▶ _PROBLEM TO SOLVE_
Copy each line holding the string "是由于光的折射形成的".
──────── SUPPLIED DATA
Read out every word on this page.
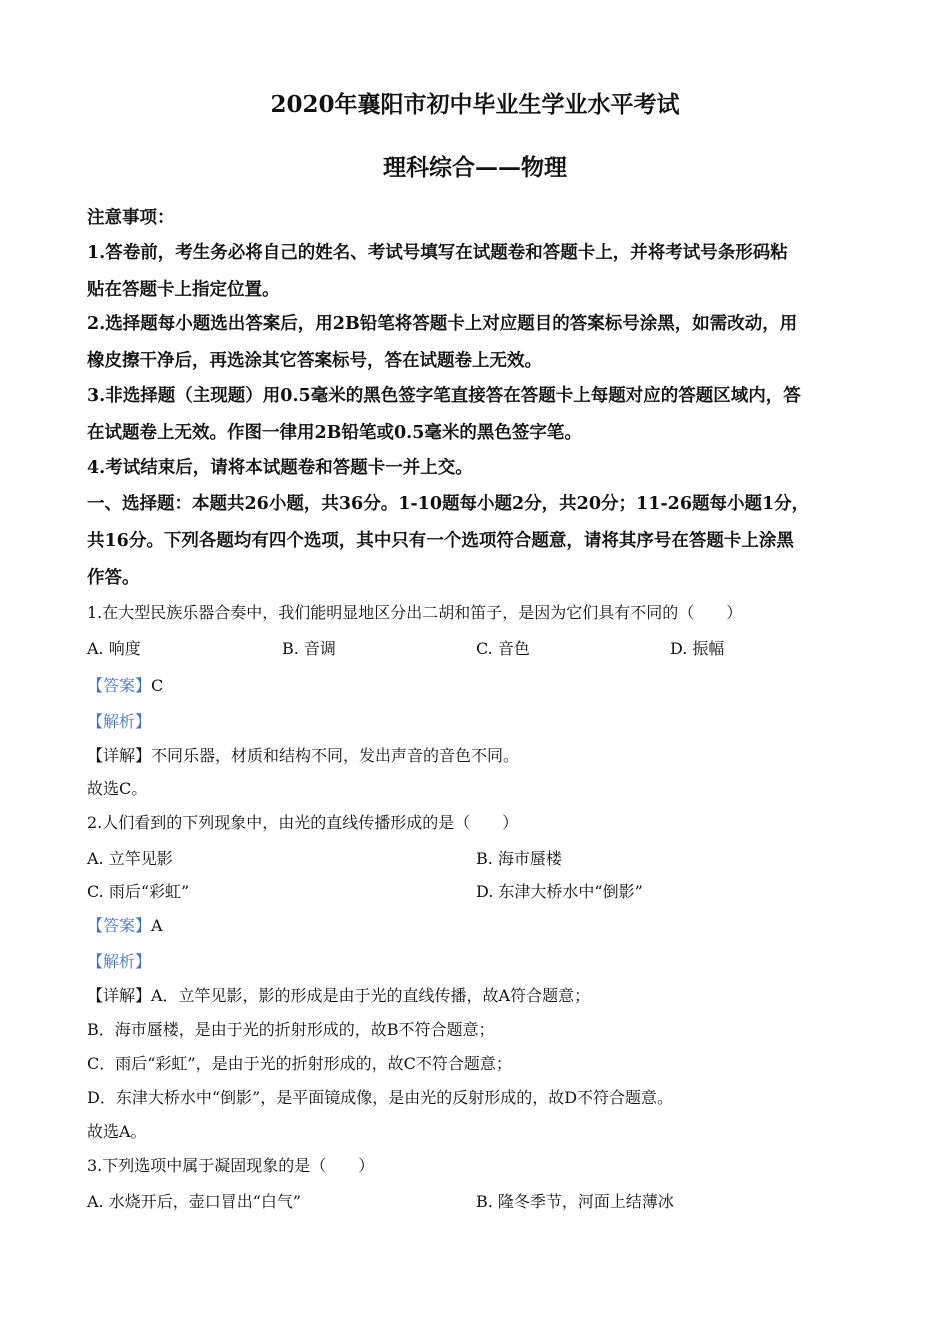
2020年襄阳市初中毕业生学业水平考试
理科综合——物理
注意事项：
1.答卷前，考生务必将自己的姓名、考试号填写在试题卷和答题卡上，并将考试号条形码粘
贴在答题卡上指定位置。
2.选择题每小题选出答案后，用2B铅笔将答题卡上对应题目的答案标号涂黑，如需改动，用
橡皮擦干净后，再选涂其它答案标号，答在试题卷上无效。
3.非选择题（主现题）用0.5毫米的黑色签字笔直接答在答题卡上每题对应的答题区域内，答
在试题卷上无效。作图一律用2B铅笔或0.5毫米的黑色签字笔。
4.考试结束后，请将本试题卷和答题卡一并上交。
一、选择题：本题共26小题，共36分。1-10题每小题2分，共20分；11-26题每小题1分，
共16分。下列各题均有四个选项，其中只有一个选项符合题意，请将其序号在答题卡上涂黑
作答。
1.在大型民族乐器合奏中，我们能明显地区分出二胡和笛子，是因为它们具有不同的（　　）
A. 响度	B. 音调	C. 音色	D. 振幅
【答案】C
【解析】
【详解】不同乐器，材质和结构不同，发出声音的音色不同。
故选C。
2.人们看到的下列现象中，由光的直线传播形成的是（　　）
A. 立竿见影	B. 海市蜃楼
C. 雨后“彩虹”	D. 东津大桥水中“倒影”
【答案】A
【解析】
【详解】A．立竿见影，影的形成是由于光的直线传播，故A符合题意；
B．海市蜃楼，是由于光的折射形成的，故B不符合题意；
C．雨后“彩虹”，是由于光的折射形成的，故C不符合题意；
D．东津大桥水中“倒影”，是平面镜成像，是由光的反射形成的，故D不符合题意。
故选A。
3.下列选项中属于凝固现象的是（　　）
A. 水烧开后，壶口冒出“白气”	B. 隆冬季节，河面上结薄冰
────────────────
▶ _FINISHED EXERCISE_
B．海市蜃楼，是由于光的折射形成的，故B不符合题意；
C．雨后“彩虹”，是由于光的折射形成的，故C不符合题意；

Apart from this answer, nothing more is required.